Dataset records
## Begin
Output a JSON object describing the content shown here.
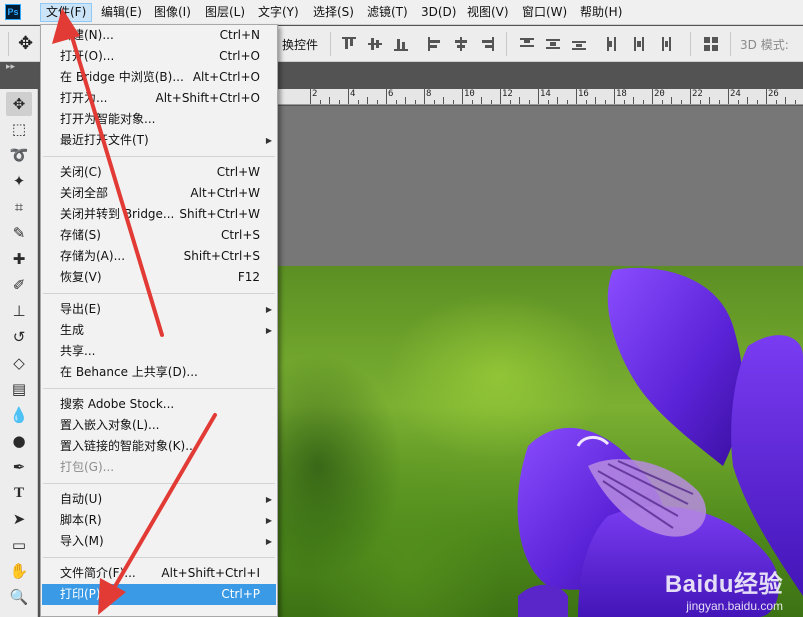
{
  "app": {
    "logo_text": "Ps"
  },
  "menubar": {
    "items": [
      "文件(F)",
      "编辑(E)",
      "图像(I)",
      "图层(L)",
      "文字(Y)",
      "选择(S)",
      "滤镜(T)",
      "3D(D)",
      "视图(V)",
      "窗口(W)",
      "帮助(H)"
    ]
  },
  "options_bar": {
    "transform_controls_label": "换控件",
    "threed_mode_label": "3D 模式:"
  },
  "ruler": {
    "ticks": [
      "2",
      "4",
      "6",
      "8",
      "10",
      "12",
      "14",
      "16",
      "18",
      "20",
      "22",
      "24",
      "26"
    ]
  },
  "file_menu": {
    "items": [
      {
        "label": "新建(N)...",
        "shortcut": "Ctrl+N"
      },
      {
        "label": "打开(O)...",
        "shortcut": "Ctrl+O"
      },
      {
        "label": "在 Bridge 中浏览(B)...",
        "shortcut": "Alt+Ctrl+O"
      },
      {
        "label": "打开为...",
        "shortcut": "Alt+Shift+Ctrl+O"
      },
      {
        "label": "打开为智能对象...",
        "shortcut": ""
      },
      {
        "label": "最近打开文件(T)",
        "shortcut": "",
        "submenu": true
      },
      {
        "label": "关闭(C)",
        "shortcut": "Ctrl+W"
      },
      {
        "label": "关闭全部",
        "shortcut": "Alt+Ctrl+W"
      },
      {
        "label": "关闭并转到 Bridge...",
        "shortcut": "Shift+Ctrl+W"
      },
      {
        "label": "存储(S)",
        "shortcut": "Ctrl+S"
      },
      {
        "label": "存储为(A)...",
        "shortcut": "Shift+Ctrl+S"
      },
      {
        "label": "恢复(V)",
        "shortcut": "F12"
      },
      {
        "label": "导出(E)",
        "shortcut": "",
        "submenu": true
      },
      {
        "label": "生成",
        "shortcut": "",
        "submenu": true
      },
      {
        "label": "共享...",
        "shortcut": ""
      },
      {
        "label": "在 Behance 上共享(D)...",
        "shortcut": ""
      },
      {
        "label": "搜索 Adobe Stock...",
        "shortcut": ""
      },
      {
        "label": "置入嵌入对象(L)...",
        "shortcut": ""
      },
      {
        "label": "置入链接的智能对象(K)...",
        "shortcut": ""
      },
      {
        "label": "打包(G)...",
        "shortcut": "",
        "disabled": true
      },
      {
        "label": "自动(U)",
        "shortcut": "",
        "submenu": true
      },
      {
        "label": "脚本(R)",
        "shortcut": "",
        "submenu": true
      },
      {
        "label": "导入(M)",
        "shortcut": "",
        "submenu": true
      },
      {
        "label": "文件简介(F)...",
        "shortcut": "Alt+Shift+Ctrl+I"
      },
      {
        "label": "打印(P)...",
        "shortcut": "Ctrl+P",
        "highlighted": true
      }
    ]
  },
  "watermark": {
    "brand": "Baidu经验",
    "domain": "jingyan.baidu.com"
  },
  "colors": {
    "menu_bg": "#f2f2f2",
    "highlight": "#3a9ae6",
    "annotation_arrow": "#e23b35",
    "canvas_gray": "#777777"
  },
  "icons": [
    "move-icon",
    "marquee-icon",
    "lasso-icon",
    "magic-wand-icon",
    "crop-icon",
    "eyedropper-icon",
    "healing-brush-icon",
    "brush-icon",
    "clone-stamp-icon",
    "history-brush-icon",
    "eraser-icon",
    "gradient-icon",
    "blur-icon",
    "dodge-icon",
    "pen-icon",
    "type-icon",
    "path-selection-icon",
    "rectangle-icon",
    "hand-icon",
    "zoom-icon"
  ]
}
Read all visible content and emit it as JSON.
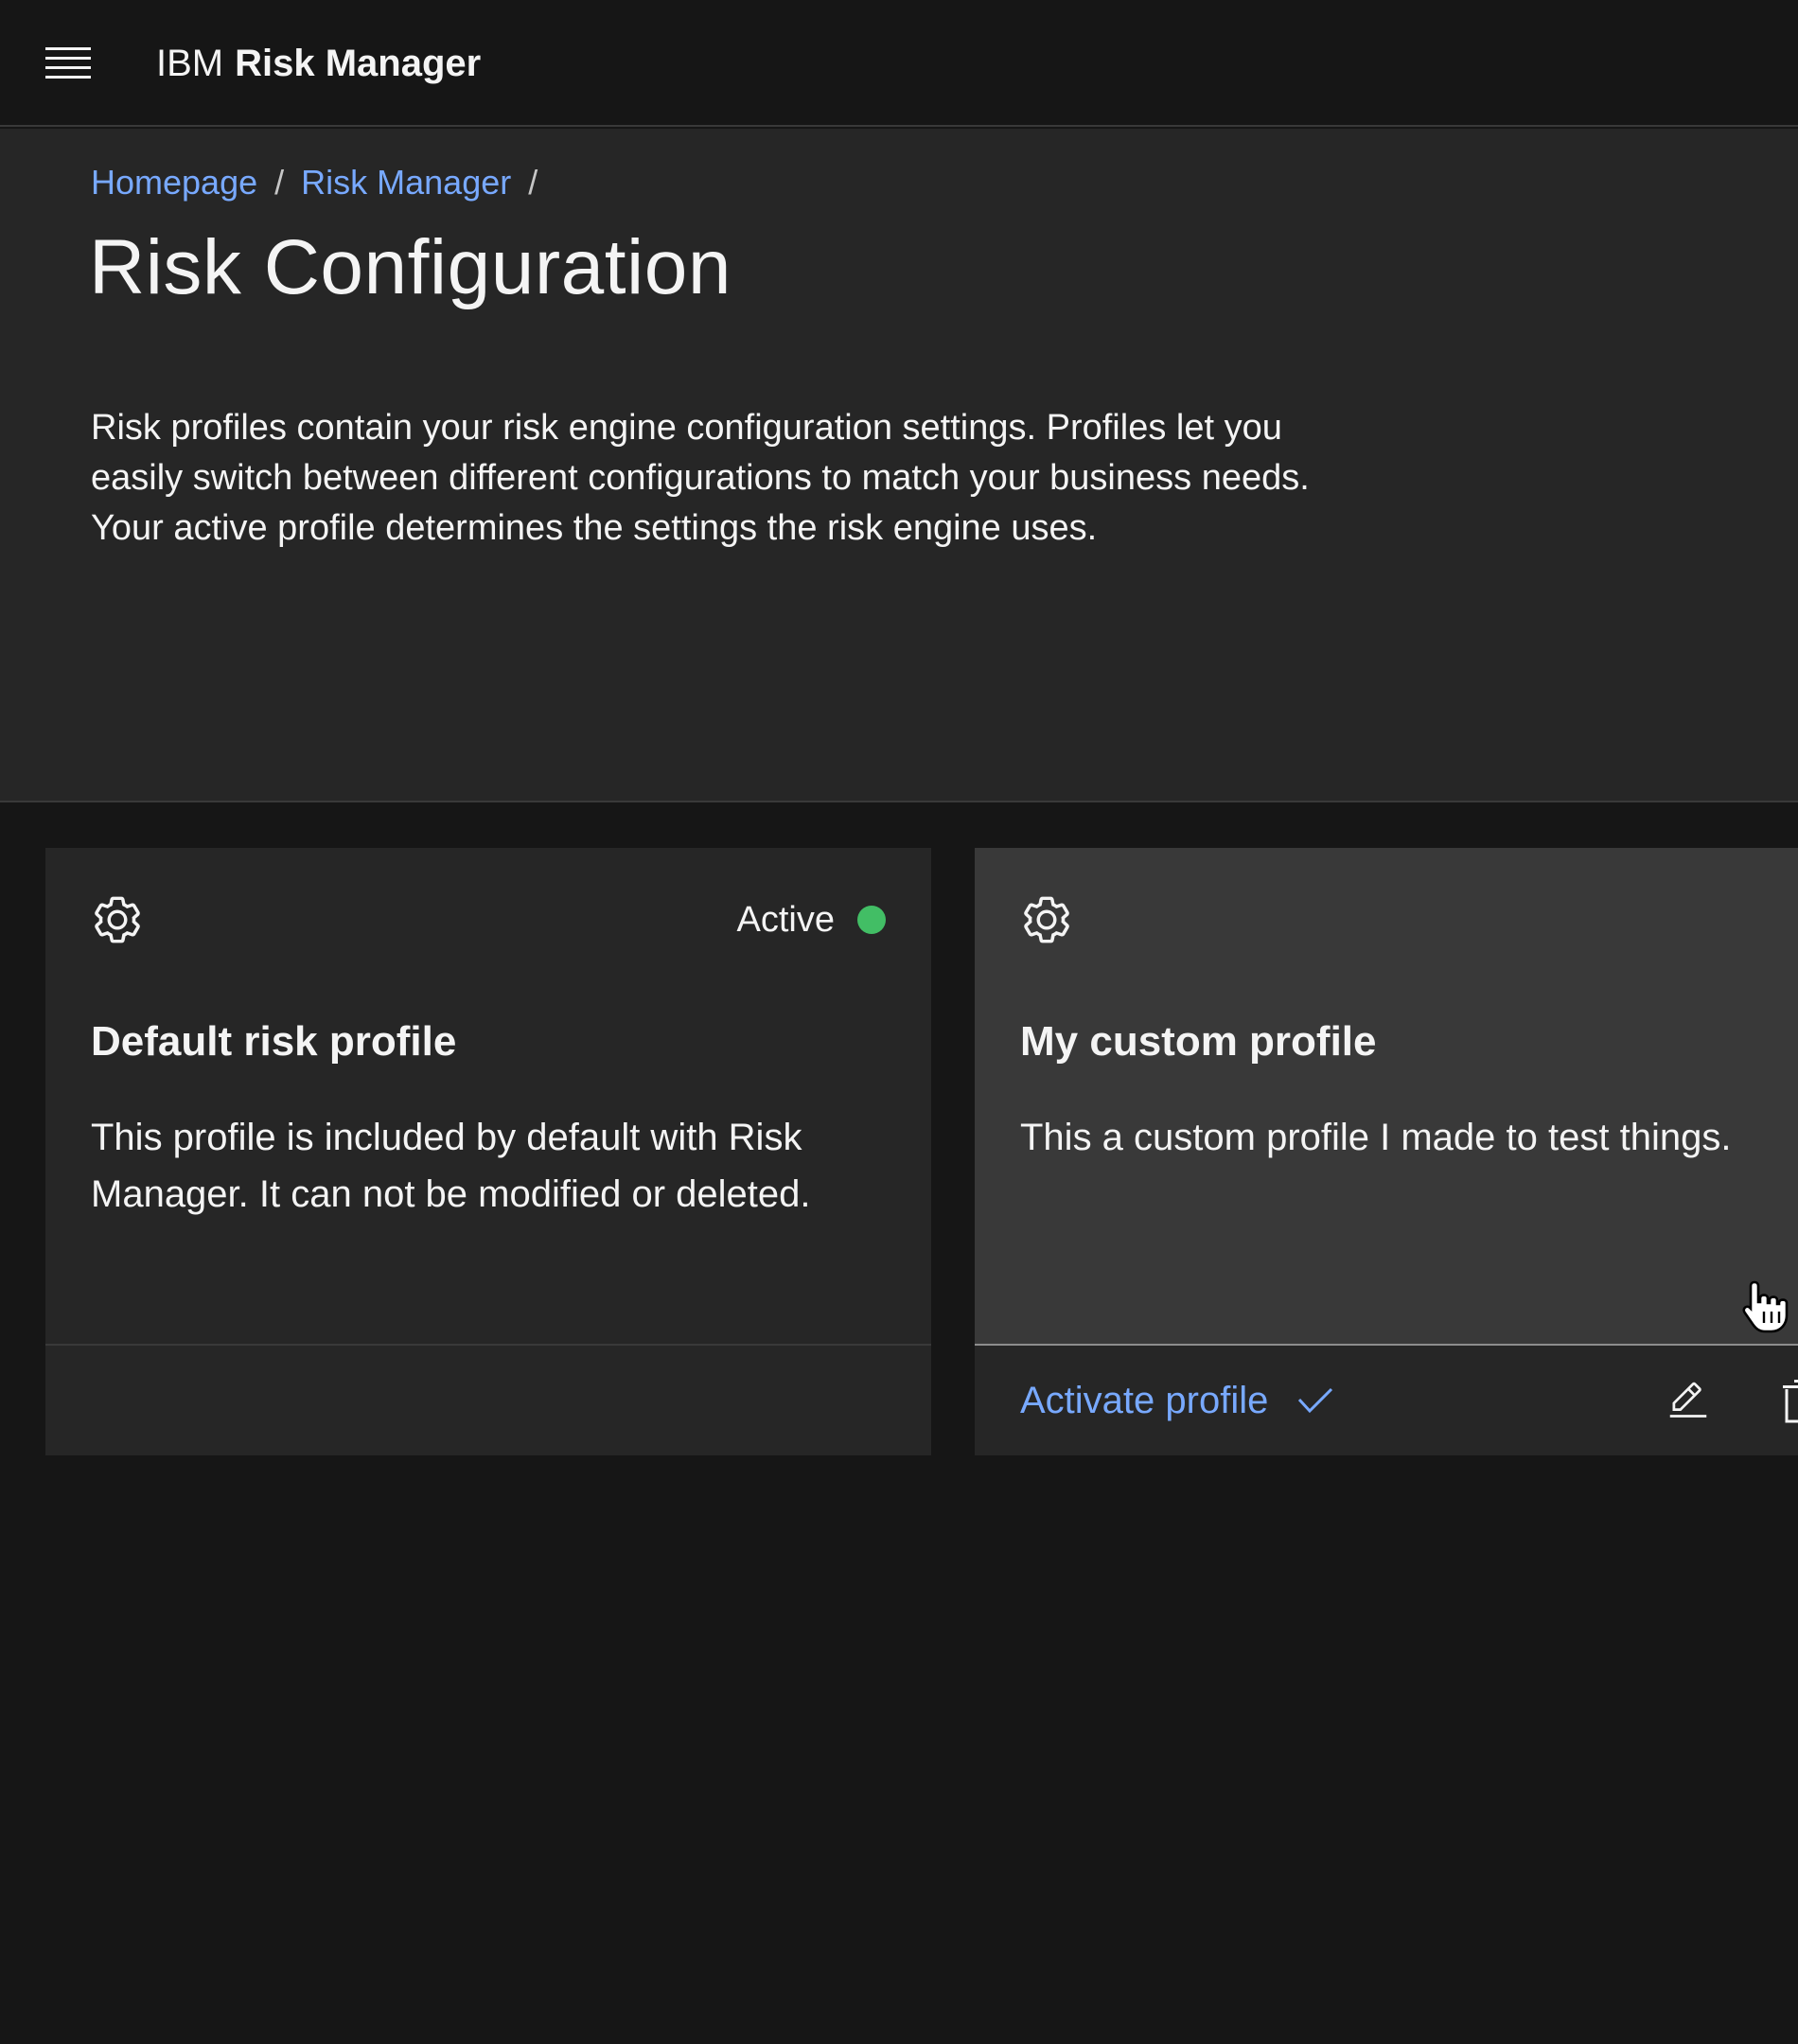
{
  "header": {
    "brand_prefix": "IBM",
    "brand_name": "Risk Manager",
    "menu_icon": "hamburger-menu-icon"
  },
  "breadcrumb": {
    "items": [
      {
        "label": "Homepage"
      },
      {
        "label": "Risk Manager"
      }
    ],
    "separator": "/"
  },
  "page": {
    "title": "Risk Configuration",
    "description": "Risk profiles contain your risk engine configuration settings. Profiles let you easily switch between different configurations to match your business needs. Your active profile determines the settings the risk engine uses."
  },
  "cards": [
    {
      "icon": "gear-icon",
      "status": "Active",
      "status_color": "#42be65",
      "title": "Default risk profile",
      "description": "This profile is included by default with Risk Manager. It can not be modified or deleted."
    },
    {
      "icon": "gear-icon",
      "title": "My custom profile",
      "description": "This a custom profile I made to test things.",
      "activate_label": "Activate profile",
      "edit_icon": "edit-pencil-icon",
      "delete_icon": "trash-icon"
    }
  ],
  "colors": {
    "background": "#161616",
    "surface": "#262626",
    "surface_hover": "#393939",
    "link": "#78a9ff",
    "text": "#f4f4f4",
    "success": "#42be65"
  }
}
## End
- _Instructions for the task_
Return all lines containing "content".

- _Task result_
Output a JSON object describing the content shown here.
Read all visible content and emit it as JSON.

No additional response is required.